• _Challenge_: The listing below should be printed exactly, every line of it. Skip the pictures.

>> Start

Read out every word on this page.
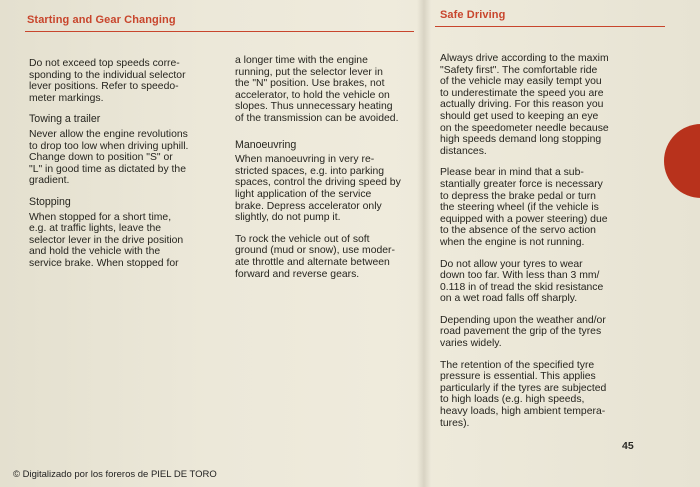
Starting and Gear Changing	Safe Driving

Do not exceed top speeds corre-
sponding to the individual selector
lever positions. Refer to speedo-
meter markings.

Towing a trailer

Never allow the engine revolutions
to drop too low when driving uphill.
Change down to position "S" or
"L" in good time as dictated by the
gradient.

Stopping

When stopped for a short time,
e.g. at traffic lights, leave the
selector lever in the drive position
and hold the vehicle with the
service brake. When stopped for

a longer time with the engine
running, put the selector lever in
the "N" position. Use brakes, not
accelerator, to hold the vehicle on
slopes. Thus unnecessary heating
of the transmission can be avoided.

Manoeuvring

When manoeuvring in very re-
stricted spaces, e.g. into parking
spaces, control the driving speed by
light application of the service
brake. Depress accelerator only
slightly, do not pump it.

To rock the vehicle out of soft
ground (mud or snow), use moder-
ate throttle and alternate between
forward and reverse gears.

Always drive according to the maxim
"Safety first". The comfortable ride
of the vehicle may easily tempt you
to underestimate the speed you are
actually driving. For this reason you
should get used to keeping an eye
on the speedometer needle because
high speeds demand long stopping
distances.

Please bear in mind that a sub-
stantially greater force is necessary
to depress the brake pedal or turn
the steering wheel (if the vehicle is
equipped with a power steering) due
to the absence of the servo action
when the engine is not running.

Do not allow your tyres to wear
down too far. With less than 3 mm/
0.118 in of tread the skid resistance
on a wet road falls off sharply.

Depending upon the weather and/or
road pavement the grip of the tyres
varies widely.

The retention of the specified tyre
pressure is essential. This applies
particularly if the tyres are subjected
to high loads (e.g. high speeds,
heavy loads, high ambient tempera-
tures).

45

© Digitalizado por los foreros de PIEL DE TORO
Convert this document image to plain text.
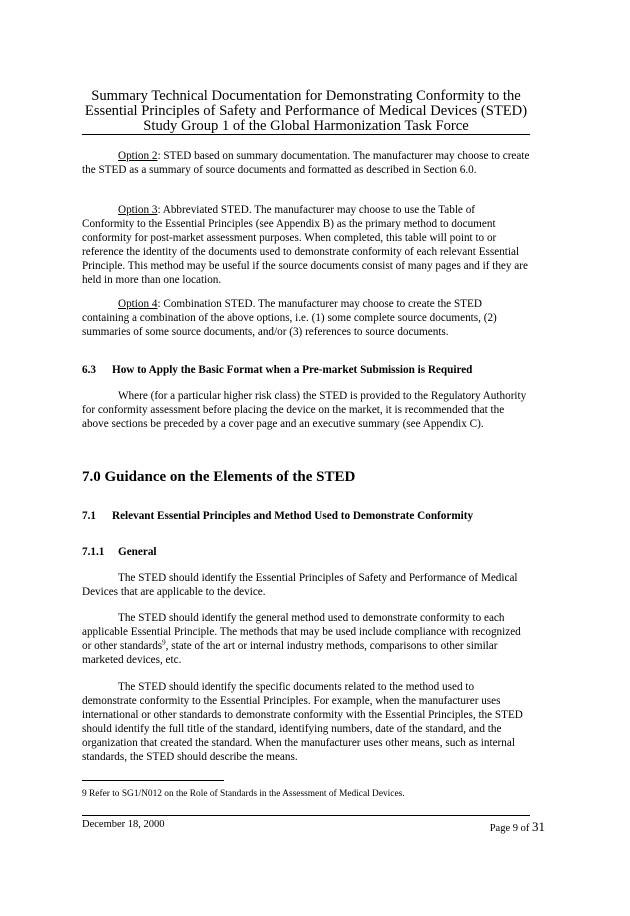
Summary Technical Documentation for Demonstrating Conformity to the
Essential Principles of Safety and Performance of Medical Devices (STED)
Study Group 1 of the Global Harmonization Task Force

Option 2: STED based on summary documentation. The manufacturer may choose to create the STED as a summary of source documents and formatted as described in Section 6.0.

Option 3: Abbreviated STED. The manufacturer may choose to use the Table of Conformity to the Essential Principles (see Appendix B) as the primary method to document conformity for post-market assessment purposes. When completed, this table will point to or reference the identity of the documents used to demonstrate conformity of each relevant Essential Principle. This method may be useful if the source documents consist of many pages and if they are held in more than one location.

Option 4: Combination STED. The manufacturer may choose to create the STED containing a combination of the above options, i.e. (1) some complete source documents, (2) summaries of some source documents, and/or (3) references to source documents.

6.3 How to Apply the Basic Format when a Pre-market Submission is Required

Where (for a particular higher risk class) the STED is provided to the Regulatory Authority for conformity assessment before placing the device on the market, it is recommended that the above sections be preceded by a cover page and an executive summary (see Appendix C).

7.0 Guidance on the Elements of the STED

7.1 Relevant Essential Principles and Method Used to Demonstrate Conformity

7.1.1 General

The STED should identify the Essential Principles of Safety and Performance of Medical Devices that are applicable to the device.

The STED should identify the general method used to demonstrate conformity to each applicable Essential Principle. The methods that may be used include compliance with recognized or other standards$^9$, state of the art or internal industry methods, comparisons to other similar marketed devices, etc.

The STED should identify the specific documents related to the method used to demonstrate conformity to the Essential Principles. For example, when the manufacturer uses international or other standards to demonstrate conformity with the Essential Principles, the STED should identify the full title of the standard, identifying numbers, date of the standard, and the organization that created the standard. When the manufacturer uses other means, such as internal standards, the STED should describe the means.

9 Refer to SG1/N012 on the Role of Standards in the Assessment of Medical Devices.

December 18, 2000	Page 9 of 31
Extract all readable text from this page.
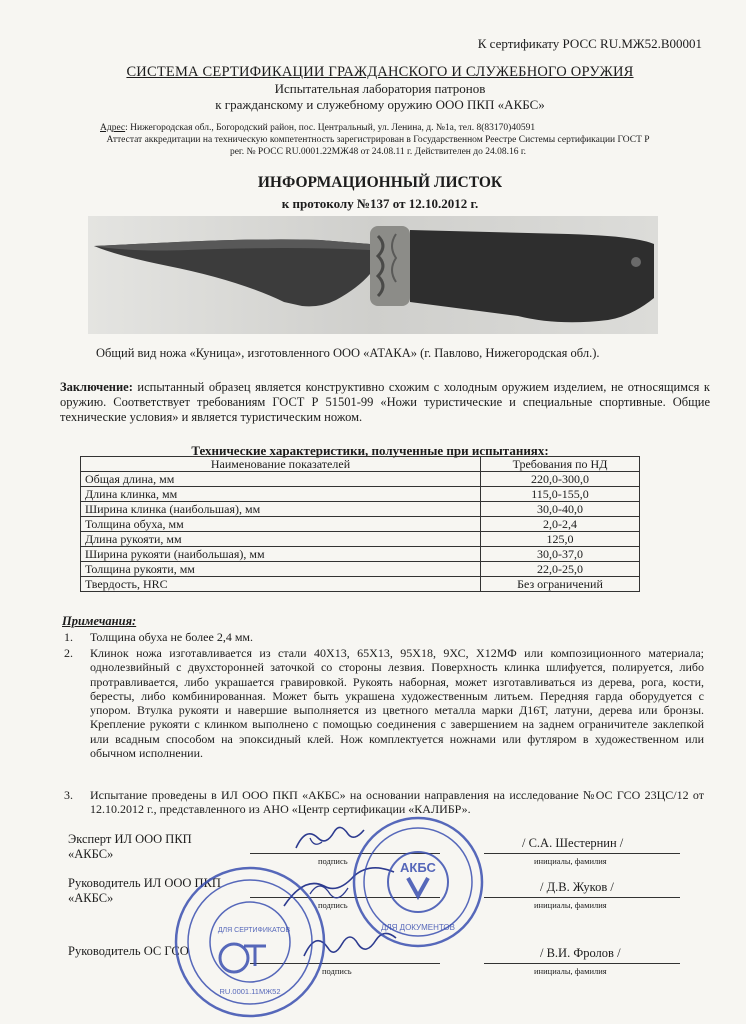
К сертификату РОСС RU.МЖ52.В00001
СИСТЕМА СЕРТИФИКАЦИИ ГРАЖДАНСКОГО И СЛУЖЕБНОГО ОРУЖИЯ
Испытательная лаборатория патронов
к гражданскому и служебному оружию ООО ПКП «АКБС»
Адрес: Нижегородская обл., Богородский район, пос. Центральный, ул. Ленина, д. №1а, тел. 8(83170)40591
Аттестат аккредитации на техническую компетентность зарегистрирован в Государственном Реестре Системы сертификации ГОСТ Р
рег. № РОСС RU.0001.22МЖ48 от 24.08.11 г. Действителен до 24.08.16 г.
ИНФОРМАЦИОННЫЙ ЛИСТОК
к протоколу №137 от 12.10.2012 г.
Общий вид ножа «Куница», изготовленного ООО «АТАКА» (г. Павлово, Нижегородская обл.).
Заключение: испытанный образец является конструктивно схожим с холодным оружием изделием, не относящимся к оружию. Соответствует требованиям ГОСТ Р 51501-99 «Ножи туристические и специальные спортивные. Общие технические условия» и является туристическим ножом.
Технические характеристики, полученные при испытаниях:
Наименование показателей	Требования по НД
Общая длина, мм	220,0-300,0
Длина клинка, мм	115,0-155,0
Ширина клинка (наибольшая), мм	30,0-40,0
Толщина обуха, мм	2,0-2,4
Длина рукояти, мм	125,0
Ширина рукояти (наибольшая), мм	30,0-37,0
Толщина рукояти, мм	22,0-25,0
Твердость, HRC	Без ограничений
Примечания:
1. Толщина обуха не более 2,4 мм.
2. Клинок ножа изготавливается из стали 40Х13, 65Х13, 95Х18, 9ХС, Х12МФ или композиционного материала; однолезвийный с двухсторонней заточкой со стороны лезвия. Поверхность клинка шлифуется, полируется, либо протравливается, либо украшается гравировкой. Рукоять наборная, может изготавливаться из дерева, рога, кости, бересты, либо комбинированная. Может быть украшена художественным литьем. Передняя гарда оборудуется с упором. Втулка рукояти и навершие выполняется из цветного металла марки Д16Т, латуни, дерева или бронзы. Крепление рукояти с клинком выполнено с помощью соединения с завершением на заднем ограничителе заклепкой или всадным способом на эпоксидный клей. Нож комплектуется ножнами или футляром в художественном или обычном исполнении.
3. Испытание проведены в ИЛ ООО ПКП «АКБС» на основании направления на исследование №ОС ГСО 23ЦС/12 от 12.10.2012 г., представленного из АНО «Центр сертификации «КАЛИБР».
Эксперт ИЛ ООО ПКП
«АКБС»	подпись
/ С.А. Шестернин /
инициалы, фамилия
Руководитель ИЛ ООО ПКП
«АКБС»	подпись
/ Д.В. Жуков /
инициалы, фамилия
Руководитель ОС ГСО
подпись
/ В.И. Фролов /
инициалы, фамилия
АКБС
ДЛЯ ДОКУМЕНТОВ
ДЛЯ СЕРТИФИКАТОВ
RU.0001.11МЖ52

>> End

• _Task output_:
Read out every word on this page.
Starting and Gear Changing	Safe Driving

Do not exceed top speeds corre-
sponding to the individual selector
lever positions. Refer to speedo-
meter markings.

Towing a trailer

Never allow the engine revolutions
to drop too low when driving uphill.
Change down to position "S" or
"L" in good time as dictated by the
gradient.

Stopping

When stopped for a short time,
e.g. at traffic lights, leave the
selector lever in the drive position
and hold the vehicle with the
service brake. When stopped for

a longer time with the engine
running, put the selector lever in
the "N" position. Use brakes, not
accelerator, to hold the vehicle on
slopes. Thus unnecessary heating
of the transmission can be avoided.

Manoeuvring

When manoeuvring in very re-
stricted spaces, e.g. into parking
spaces, control the driving speed by
light application of the service
brake. Depress accelerator only
slightly, do not pump it.

To rock the vehicle out of soft
ground (mud or snow), use moder-
ate throttle and alternate between
forward and reverse gears.

Always drive according to the maxim
"Safety first". The comfortable ride
of the vehicle may easily tempt you
to underestimate the speed you are
actually driving. For this reason you
should get used to keeping an eye
on the speedometer needle because
high speeds demand long stopping
distances.

Please bear in mind that a sub-
stantially greater force is necessary
to depress the brake pedal or turn
the steering wheel (if the vehicle is
equipped with a power steering) due
to the absence of the servo action
when the engine is not running.

Do not allow your tyres to wear
down too far. With less than 3 mm/
0.118 in of tread the skid resistance
on a wet road falls off sharply.

Depending upon the weather and/or
road pavement the grip of the tyres
varies widely.

The retention of the specified tyre
pressure is essential. This applies
particularly if the tyres are subjected
to high loads (e.g. high speeds,
heavy loads, high ambient tempera-
tures).

45

© Digitalizado por los foreros de PIEL DE TORO
Convert this document image to plain text.
Summary Technical Documentation for Demonstrating Conformity to the
Essential Principles of Safety and Performance of Medical Devices (STED)
Study Group 1 of the Global Harmonization Task Force

Option 2: STED based on summary documentation. The manufacturer may choose to create the STED as a summary of source documents and formatted as described in Section 6.0.

Option 3: Abbreviated STED. The manufacturer may choose to use the Table of Conformity to the Essential Principles (see Appendix B) as the primary method to document conformity for post-market assessment purposes. When completed, this table will point to or reference the identity of the documents used to demonstrate conformity of each relevant Essential Principle. This method may be useful if the source documents consist of many pages and if they are held in more than one location.

Option 4: Combination STED. The manufacturer may choose to create the STED containing a combination of the above options, i.e. (1) some complete source documents, (2) summaries of some source documents, and/or (3) references to source documents.

6.3 How to Apply the Basic Format when a Pre-market Submission is Required

Where (for a particular higher risk class) the STED is provided to the Regulatory Authority for conformity assessment before placing the device on the market, it is recommended that the above sections be preceded by a cover page and an executive summary (see Appendix C).

7.0 Guidance on the Elements of the STED

7.1 Relevant Essential Principles and Method Used to Demonstrate Conformity

7.1.1 General

The STED should identify the Essential Principles of Safety and Performance of Medical Devices that are applicable to the device.

The STED should identify the general method used to demonstrate conformity to each applicable Essential Principle. The methods that may be used include compliance with recognized or other standards$^9$, state of the art or internal industry methods, comparisons to other similar marketed devices, etc.

The STED should identify the specific documents related to the method used to demonstrate conformity to the Essential Principles. For example, when the manufacturer uses international or other standards to demonstrate conformity with the Essential Principles, the STED should identify the full title of the standard, identifying numbers, date of the standard, and the organization that created the standard. When the manufacturer uses other means, such as internal standards, the STED should describe the means.

9 Refer to SG1/N012 on the Role of Standards in the Assessment of Medical Devices.

December 18, 2000	Page 9 of 31
Extract all readable text from this page.
К сертификату РОСС RU.МЖ52.В00001
СИСТЕМА СЕРТИФИКАЦИИ ГРАЖДАНСКОГО И СЛУЖЕБНОГО ОРУЖИЯ
Испытательная лаборатория патронов
к гражданскому и служебному оружию ООО ПКП «АКБС»
Адрес: Нижегородская обл., Богородский район, пос. Центральный, ул. Ленина, д. №1а, тел. 8(83170)40591
Аттестат аккредитации на техническую компетентность зарегистрирован в Государственном Реестре Системы сертификации ГОСТ Р
рег. № РОСС RU.0001.22МЖ48 от 24.08.11 г. Действителен до 24.08.16 г.
ИНФОРМАЦИОННЫЙ ЛИСТОК
к протоколу №137 от 12.10.2012 г.
Общий вид ножа «Куница», изготовленного ООО «АТАКА» (г. Павлово, Нижегородская обл.).
Заключение: испытанный образец является конструктивно схожим с холодным оружием изделием, не относящимся к оружию. Соответствует требованиям ГОСТ Р 51501-99 «Ножи туристические и специальные спортивные. Общие технические условия» и является туристическим ножом.
Технические характеристики, полученные при испытаниях:
Наименование показателей	Требования по НД
Общая длина, мм	220,0-300,0
Длина клинка, мм	115,0-155,0
Ширина клинка (наибольшая), мм	30,0-40,0
Толщина обуха, мм	2,0-2,4
Длина рукояти, мм	125,0
Ширина рукояти (наибольшая), мм	30,0-37,0
Толщина рукояти, мм	22,0-25,0
Твердость, HRC	Без ограничений
Примечания:
1. Толщина обуха не более 2,4 мм.
2. Клинок ножа изготавливается из стали 40Х13, 65Х13, 95Х18, 9ХС, Х12МФ или композиционного материала; однолезвийный с двухсторонней заточкой со стороны лезвия. Поверхность клинка шлифуется, полируется, либо протравливается, либо украшается гравировкой. Рукоять наборная, может изготавливаться из дерева, рога, кости, бересты, либо комбинированная. Может быть украшена художественным литьем. Передняя гарда оборудуется с упором. Втулка рукояти и навершие выполняется из цветного металла марки Д16Т, латуни, дерева или бронзы. Крепление рукояти с клинком выполнено с помощью соединения с завершением на заднем ограничителе заклепкой или всадным способом на эпоксидный клей. Нож комплектуется ножнами или футляром в художественном или обычном исполнении.
3. Испытание проведены в ИЛ ООО ПКП «АКБС» на основании направления на исследование №ОС ГСО 23ЦС/12 от 12.10.2012 г., представленного из АНО «Центр сертификации «КАЛИБР».
Эксперт ИЛ ООО ПКП
«АКБС»	подпись
/ С.А. Шестернин /
инициалы, фамилия
Руководитель ИЛ ООО ПКП
«АКБС»	подпись
/ Д.В. Жуков /
инициалы, фамилия
Руководитель ОС ГСО
подпись
/ В.И. Фролов /
инициалы, фамилия
АКБС
ДЛЯ ДОКУМЕНТОВ
ДЛЯ СЕРТИФИКАТОВ
RU.0001.11МЖ52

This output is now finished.